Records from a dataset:
◇ ◇ ◇
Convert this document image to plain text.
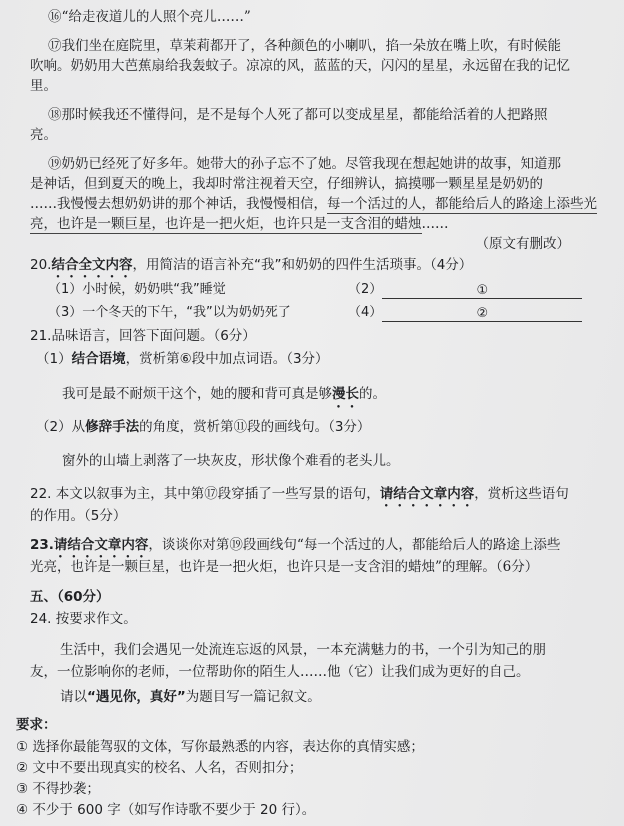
⑯“给走夜道儿的人照个亮儿……”
⑰我们坐在庭院里，草茉莉都开了，各种颜色的小喇叭，掐一朵放在嘴上吹，有时候能
吹响。奶奶用大芭蕉扇给我轰蚊子。凉凉的风，蓝蓝的天，闪闪的星星，永远留在我的记忆
里。
⑱那时候我还不懂得问，是不是每个人死了都可以变成星星，都能给活着的人把路照
亮。
⑲奶奶已经死了好多年。她带大的孙子忘不了她。尽管我现在想起她讲的故事，知道那
是神话，但到夏天的晚上，我却时常注视着天空，仔细辨认，搞摸哪一颗星星是奶奶的
……我慢慢去想奶奶讲的那个神话，我慢慢相信，每一个活过的人，都能给后人的路途上添些光
亮，也许是一颗巨星，也许是一把火炬，也许只是一支含泪的蜡烛……
（原文有删改）
20.结合全文内容，用简洁的语言补充“我”和奶奶的四件生活琐事。（4分）
（1）小时候，奶奶哄“我”睡觉	（2）	①
（3）一个冬天的下午，“我”以为奶奶死了	（4）	②
21.品味语言，回答下面问题。（6分）
（1）结合语境，赏析第⑥段中加点词语。（3分）
我可是最不耐烦干这个，她的腰和背可真是够漫长的。
（2）从修辞手法的角度，赏析第⑪段的画线句。（3分）
窗外的山墙上剥落了一块灰皮，形状像个难看的老头儿。
22. 本文以叙事为主，其中第⑰段穿插了一些写景的语句，请结合文章内容，赏析这些语句
的作用。（5分）
23.请结合文章内容，谈谈你对第⑲段画线句“每一个活过的人，都能给后人的路途上添些
光亮，也许是一颗巨星，也许是一把火炬，也许只是一支含泪的蜡烛”的理解。（6分）
五、（60分）
24. 按要求作文。
生活中，我们会遇见一处流连忘返的风景，一本充满魅力的书，一个引为知己的朋
友，一位影响你的老师，一位帮助你的陌生人……他（它）让我们成为更好的自己。
请以“遇见你，真好”为题目写一篇记叙文。
要求：
① 选择你最能驾驭的文体，写你最熟悉的内容，表达你的真情实感；
② 文中不要出现真实的校名、人名，否则扣分；
③ 不得抄袭；
④ 不少于 600 字（如写作诗歌不要少于 20 行）。
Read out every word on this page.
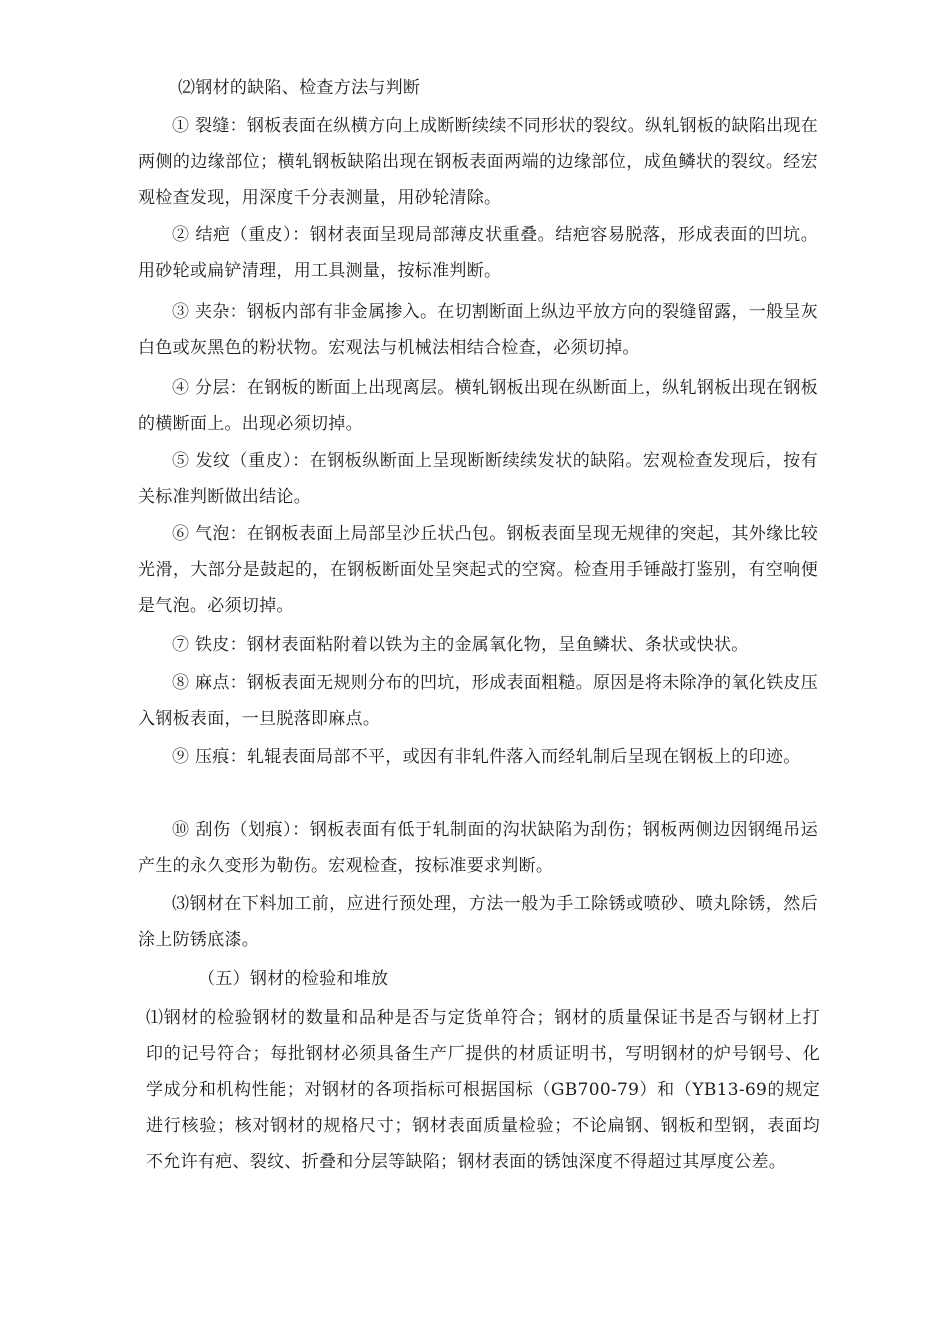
⑵钢材的缺陷、检查方法与判断

① 裂缝：钢板表面在纵横方向上成断断续续不同形状的裂纹。纵轧钢板的缺陷出现在两侧的边缘部位；横轧钢板缺陷出现在钢板表面两端的边缘部位，成鱼鳞状的裂纹。经宏观检查发现，用深度千分表测量，用砂轮清除。

② 结疤（重皮）：钢材表面呈现局部薄皮状重叠。结疤容易脱落，形成表面的凹坑。用砂轮或扁铲清理，用工具测量，按标准判断。

③ 夹杂：钢板内部有非金属掺入。在切割断面上纵边平放方向的裂缝留露，一般呈灰白色或灰黑色的粉状物。宏观法与机械法相结合检查，必须切掉。

④ 分层：在钢板的断面上出现离层。横轧钢板出现在纵断面上，纵轧钢板出现在钢板的横断面上。出现必须切掉。

⑤ 发纹（重皮）：在钢板纵断面上呈现断断续续发状的缺陷。宏观检查发现后，按有关标准判断做出结论。

⑥ 气泡：在钢板表面上局部呈沙丘状凸包。钢板表面呈现无规律的突起，其外缘比较光滑，大部分是鼓起的，在钢板断面处呈突起式的空窝。检查用手锤敲打鉴别，有空响便是气泡。必须切掉。

⑦ 铁皮：钢材表面粘附着以铁为主的金属氧化物，呈鱼鳞状、条状或快状。

⑧ 麻点：钢板表面无规则分布的凹坑，形成表面粗糙。原因是将未除净的氧化铁皮压入钢板表面，一旦脱落即麻点。

⑨ 压痕：轧辊表面局部不平，或因有非轧件落入而经轧制后呈现在钢板上的印迹。

⑩ 刮伤（划痕）：钢板表面有低于轧制面的沟状缺陷为刮伤；钢板两侧边因钢绳吊运产生的永久变形为勒伤。宏观检查，按标准要求判断。

⑶钢材在下料加工前，应进行预处理，方法一般为手工除锈或喷砂、喷丸除锈，然后涂上防锈底漆。

（五）钢材的检验和堆放

⑴钢材的检验钢材的数量和品种是否与定货单符合；钢材的质量保证书是否与钢材上打印的记号符合；每批钢材必须具备生产厂提供的材质证明书，写明钢材的炉号钢号、化学成分和机构性能；对钢材的各项指标可根据国标（GB700-79）和（YB13-69的规定进行核验；核对钢材的规格尺寸；钢材表面质量检验；不论扁钢、钢板和型钢，表面均不允许有疤、裂纹、折叠和分层等缺陷；钢材表面的锈蚀深度不得超过其厚度公差。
◇ ◇ ◇
**Written request:** Word for word, quote the lines above. Omit the pictures.

**The output:**
Convert this document image to plain text.
⑯“给走夜道儿的人照个亮儿……”
⑰我们坐在庭院里，草茉莉都开了，各种颜色的小喇叭，掐一朵放在嘴上吹，有时候能
吹响。奶奶用大芭蕉扇给我轰蚊子。凉凉的风，蓝蓝的天，闪闪的星星，永远留在我的记忆
里。
⑱那时候我还不懂得问，是不是每个人死了都可以变成星星，都能给活着的人把路照
亮。
⑲奶奶已经死了好多年。她带大的孙子忘不了她。尽管我现在想起她讲的故事，知道那
是神话，但到夏天的晚上，我却时常注视着天空，仔细辨认，搞摸哪一颗星星是奶奶的
……我慢慢去想奶奶讲的那个神话，我慢慢相信，每一个活过的人，都能给后人的路途上添些光
亮，也许是一颗巨星，也许是一把火炬，也许只是一支含泪的蜡烛……
（原文有删改）
20.结合全文内容，用简洁的语言补充“我”和奶奶的四件生活琐事。（4分）
（1）小时候，奶奶哄“我”睡觉	（2）	①
（3）一个冬天的下午，“我”以为奶奶死了	（4）	②
21.品味语言，回答下面问题。（6分）
（1）结合语境，赏析第⑥段中加点词语。（3分）
我可是最不耐烦干这个，她的腰和背可真是够漫长的。
（2）从修辞手法的角度，赏析第⑪段的画线句。（3分）
窗外的山墙上剥落了一块灰皮，形状像个难看的老头儿。
22. 本文以叙事为主，其中第⑰段穿插了一些写景的语句，请结合文章内容，赏析这些语句
的作用。（5分）
23.请结合文章内容，谈谈你对第⑲段画线句“每一个活过的人，都能给后人的路途上添些
光亮，也许是一颗巨星，也许是一把火炬，也许只是一支含泪的蜡烛”的理解。（6分）
五、（60分）
24. 按要求作文。
生活中，我们会遇见一处流连忘返的风景，一本充满魅力的书，一个引为知己的朋
友，一位影响你的老师，一位帮助你的陌生人……他（它）让我们成为更好的自己。
请以“遇见你，真好”为题目写一篇记叙文。
要求：
① 选择你最能驾驭的文体，写你最熟悉的内容，表达你的真情实感；
② 文中不要出现真实的校名、人名，否则扣分；
③ 不得抄袭；
④ 不少于 600 字（如写作诗歌不要少于 20 行）。
Read out every word on this page.
⑵钢材的缺陷、检查方法与判断

① 裂缝：钢板表面在纵横方向上成断断续续不同形状的裂纹。纵轧钢板的缺陷出现在两侧的边缘部位；横轧钢板缺陷出现在钢板表面两端的边缘部位，成鱼鳞状的裂纹。经宏观检查发现，用深度千分表测量，用砂轮清除。

② 结疤（重皮）：钢材表面呈现局部薄皮状重叠。结疤容易脱落，形成表面的凹坑。用砂轮或扁铲清理，用工具测量，按标准判断。

③ 夹杂：钢板内部有非金属掺入。在切割断面上纵边平放方向的裂缝留露，一般呈灰白色或灰黑色的粉状物。宏观法与机械法相结合检查，必须切掉。

④ 分层：在钢板的断面上出现离层。横轧钢板出现在纵断面上，纵轧钢板出现在钢板的横断面上。出现必须切掉。

⑤ 发纹（重皮）：在钢板纵断面上呈现断断续续发状的缺陷。宏观检查发现后，按有关标准判断做出结论。

⑥ 气泡：在钢板表面上局部呈沙丘状凸包。钢板表面呈现无规律的突起，其外缘比较光滑，大部分是鼓起的，在钢板断面处呈突起式的空窝。检查用手锤敲打鉴别，有空响便是气泡。必须切掉。

⑦ 铁皮：钢材表面粘附着以铁为主的金属氧化物，呈鱼鳞状、条状或快状。

⑧ 麻点：钢板表面无规则分布的凹坑，形成表面粗糙。原因是将未除净的氧化铁皮压入钢板表面，一旦脱落即麻点。

⑨ 压痕：轧辊表面局部不平，或因有非轧件落入而经轧制后呈现在钢板上的印迹。

⑩ 刮伤（划痕）：钢板表面有低于轧制面的沟状缺陷为刮伤；钢板两侧边因钢绳吊运产生的永久变形为勒伤。宏观检查，按标准要求判断。

⑶钢材在下料加工前，应进行预处理，方法一般为手工除锈或喷砂、喷丸除锈，然后涂上防锈底漆。

（五）钢材的检验和堆放

⑴钢材的检验钢材的数量和品种是否与定货单符合；钢材的质量保证书是否与钢材上打印的记号符合；每批钢材必须具备生产厂提供的材质证明书，写明钢材的炉号钢号、化学成分和机构性能；对钢材的各项指标可根据国标（GB700-79）和（YB13-69的规定进行核验；核对钢材的规格尺寸；钢材表面质量检验；不论扁钢、钢板和型钢，表面均不允许有疤、裂纹、折叠和分层等缺陷；钢材表面的锈蚀深度不得超过其厚度公差。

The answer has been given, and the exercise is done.